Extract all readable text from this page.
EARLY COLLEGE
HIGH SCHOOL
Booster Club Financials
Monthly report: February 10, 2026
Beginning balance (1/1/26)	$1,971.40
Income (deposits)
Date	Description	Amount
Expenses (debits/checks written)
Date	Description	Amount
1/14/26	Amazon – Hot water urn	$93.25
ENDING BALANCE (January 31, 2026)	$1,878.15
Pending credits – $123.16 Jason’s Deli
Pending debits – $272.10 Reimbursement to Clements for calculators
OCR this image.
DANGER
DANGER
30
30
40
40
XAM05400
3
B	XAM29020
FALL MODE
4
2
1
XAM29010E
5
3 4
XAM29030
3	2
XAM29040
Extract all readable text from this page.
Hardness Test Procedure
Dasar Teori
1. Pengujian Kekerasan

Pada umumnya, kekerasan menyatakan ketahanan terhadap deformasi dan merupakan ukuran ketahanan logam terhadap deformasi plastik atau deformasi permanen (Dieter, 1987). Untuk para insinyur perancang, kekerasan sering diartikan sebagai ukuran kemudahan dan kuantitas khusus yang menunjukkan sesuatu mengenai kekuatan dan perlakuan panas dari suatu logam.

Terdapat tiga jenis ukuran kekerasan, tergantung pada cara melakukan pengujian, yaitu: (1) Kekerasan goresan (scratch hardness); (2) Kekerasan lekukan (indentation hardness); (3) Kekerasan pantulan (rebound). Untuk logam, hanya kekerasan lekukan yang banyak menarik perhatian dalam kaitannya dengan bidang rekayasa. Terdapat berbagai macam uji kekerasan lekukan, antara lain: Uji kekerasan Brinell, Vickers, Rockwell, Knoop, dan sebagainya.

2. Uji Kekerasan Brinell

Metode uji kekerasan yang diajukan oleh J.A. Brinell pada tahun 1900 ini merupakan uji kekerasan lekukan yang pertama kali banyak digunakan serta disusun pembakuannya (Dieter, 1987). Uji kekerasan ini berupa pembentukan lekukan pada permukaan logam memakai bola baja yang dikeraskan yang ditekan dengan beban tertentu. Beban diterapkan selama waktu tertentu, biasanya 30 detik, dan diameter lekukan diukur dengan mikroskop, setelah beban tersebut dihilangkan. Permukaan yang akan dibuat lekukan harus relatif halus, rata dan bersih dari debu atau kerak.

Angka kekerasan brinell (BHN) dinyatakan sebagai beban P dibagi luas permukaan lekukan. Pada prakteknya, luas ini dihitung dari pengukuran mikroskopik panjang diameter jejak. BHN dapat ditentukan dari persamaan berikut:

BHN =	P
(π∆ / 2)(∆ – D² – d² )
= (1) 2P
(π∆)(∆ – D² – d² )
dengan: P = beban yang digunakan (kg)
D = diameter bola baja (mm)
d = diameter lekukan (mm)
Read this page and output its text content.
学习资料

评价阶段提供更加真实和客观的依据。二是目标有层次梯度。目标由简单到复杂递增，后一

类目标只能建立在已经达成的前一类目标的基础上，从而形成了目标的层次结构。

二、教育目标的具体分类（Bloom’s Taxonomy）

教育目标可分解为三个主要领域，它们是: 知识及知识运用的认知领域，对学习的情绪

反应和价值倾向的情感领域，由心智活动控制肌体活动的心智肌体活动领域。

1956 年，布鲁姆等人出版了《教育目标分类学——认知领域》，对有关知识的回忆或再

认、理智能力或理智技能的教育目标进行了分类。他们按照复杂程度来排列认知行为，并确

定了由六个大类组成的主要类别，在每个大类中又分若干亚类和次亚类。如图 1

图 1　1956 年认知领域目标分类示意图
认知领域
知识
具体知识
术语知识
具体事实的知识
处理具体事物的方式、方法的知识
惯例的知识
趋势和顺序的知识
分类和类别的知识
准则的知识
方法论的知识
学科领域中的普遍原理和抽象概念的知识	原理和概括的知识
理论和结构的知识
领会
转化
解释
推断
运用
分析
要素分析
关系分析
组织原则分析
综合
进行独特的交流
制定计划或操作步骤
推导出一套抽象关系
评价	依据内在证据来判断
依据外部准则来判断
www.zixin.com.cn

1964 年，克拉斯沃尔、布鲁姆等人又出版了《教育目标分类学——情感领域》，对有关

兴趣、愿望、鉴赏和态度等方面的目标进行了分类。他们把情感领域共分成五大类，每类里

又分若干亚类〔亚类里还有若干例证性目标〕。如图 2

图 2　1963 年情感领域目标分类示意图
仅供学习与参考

········

Find all the lines containing "baja" in the material, then copy them.

## Output
Metode uji kekerasan yang diajukan oleh J.A. Brinell pada tahun 1900 ini merupakan uji kekerasan lekukan yang pertama kali banyak digunakan serta disusun pembakuannya (Dieter, 1987). Uji kekerasan ini berupa pembentukan lekukan pada permukaan logam memakai bola baja yang dikeraskan yang ditekan dengan beban tertentu. Beban diterapkan selama waktu tertentu, biasanya 30 detik, dan diameter lekukan diukur dengan mikroskop, setelah beban tersebut dihilangkan. Permukaan yang akan dibuat lekukan harus relatif halus, rata dan bersih dari debu atau kerak.
D = diameter bola baja (mm)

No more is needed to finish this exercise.